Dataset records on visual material
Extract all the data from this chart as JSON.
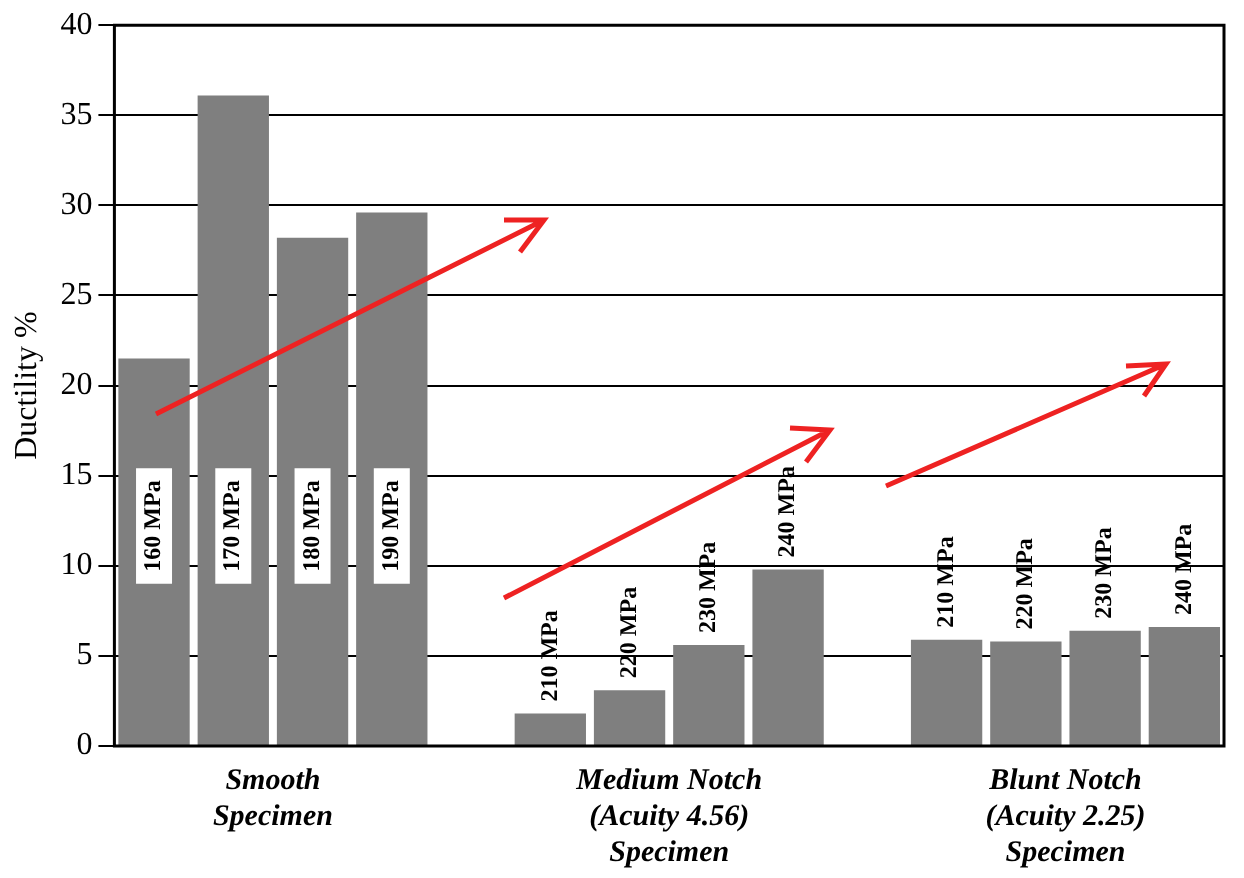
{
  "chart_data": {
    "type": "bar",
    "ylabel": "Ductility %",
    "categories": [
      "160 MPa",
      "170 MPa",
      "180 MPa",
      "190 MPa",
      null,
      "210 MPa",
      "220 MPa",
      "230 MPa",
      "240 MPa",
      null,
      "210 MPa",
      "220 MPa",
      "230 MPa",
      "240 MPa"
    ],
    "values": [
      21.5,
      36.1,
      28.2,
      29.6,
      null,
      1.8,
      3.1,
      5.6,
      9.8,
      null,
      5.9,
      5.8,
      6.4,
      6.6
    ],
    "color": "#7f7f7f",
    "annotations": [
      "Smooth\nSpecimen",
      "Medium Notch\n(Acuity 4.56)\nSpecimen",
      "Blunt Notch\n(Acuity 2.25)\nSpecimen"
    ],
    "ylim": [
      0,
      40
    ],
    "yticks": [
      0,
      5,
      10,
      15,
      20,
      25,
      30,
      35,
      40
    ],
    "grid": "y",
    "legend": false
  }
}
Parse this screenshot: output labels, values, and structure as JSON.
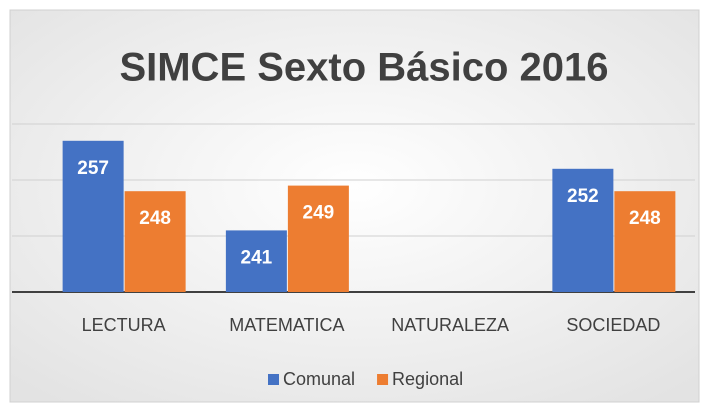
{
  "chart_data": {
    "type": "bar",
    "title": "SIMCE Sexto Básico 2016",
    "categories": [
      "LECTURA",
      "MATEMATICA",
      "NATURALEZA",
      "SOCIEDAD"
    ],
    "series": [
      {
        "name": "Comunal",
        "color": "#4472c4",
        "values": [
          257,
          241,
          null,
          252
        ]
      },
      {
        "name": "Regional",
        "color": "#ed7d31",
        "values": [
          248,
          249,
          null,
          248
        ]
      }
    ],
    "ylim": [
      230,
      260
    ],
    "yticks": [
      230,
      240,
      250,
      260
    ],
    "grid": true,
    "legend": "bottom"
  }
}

(WRITTEN EXERCISE): Restate the listing above word for word, and skip the pictures.

(ANSWER TO THIS PROBLEM):
Extract all the data from this chart as JSON.
{
  "chart_data": {
    "type": "bar",
    "ylabel": "Ductility %",
    "categories": [
      "160 MPa",
      "170 MPa",
      "180 MPa",
      "190 MPa",
      null,
      "210 MPa",
      "220 MPa",
      "230 MPa",
      "240 MPa",
      null,
      "210 MPa",
      "220 MPa",
      "230 MPa",
      "240 MPa"
    ],
    "values": [
      21.5,
      36.1,
      28.2,
      29.6,
      null,
      1.8,
      3.1,
      5.6,
      9.8,
      null,
      5.9,
      5.8,
      6.4,
      6.6
    ],
    "color": "#7f7f7f",
    "annotations": [
      "Smooth\nSpecimen",
      "Medium Notch\n(Acuity 4.56)\nSpecimen",
      "Blunt Notch\n(Acuity 2.25)\nSpecimen"
    ],
    "ylim": [
      0,
      40
    ],
    "yticks": [
      0,
      5,
      10,
      15,
      20,
      25,
      30,
      35,
      40
    ],
    "grid": "y",
    "legend": false
  }
}
Parse this screenshot: output labels, values, and structure as JSON.
{
  "chart_data": {
    "type": "bar",
    "title": "SIMCE Sexto Básico 2016",
    "categories": [
      "LECTURA",
      "MATEMATICA",
      "NATURALEZA",
      "SOCIEDAD"
    ],
    "series": [
      {
        "name": "Comunal",
        "color": "#4472c4",
        "values": [
          257,
          241,
          null,
          252
        ]
      },
      {
        "name": "Regional",
        "color": "#ed7d31",
        "values": [
          248,
          249,
          null,
          248
        ]
      }
    ],
    "ylim": [
      230,
      260
    ],
    "yticks": [
      230,
      240,
      250,
      260
    ],
    "grid": true,
    "legend": "bottom"
  }
}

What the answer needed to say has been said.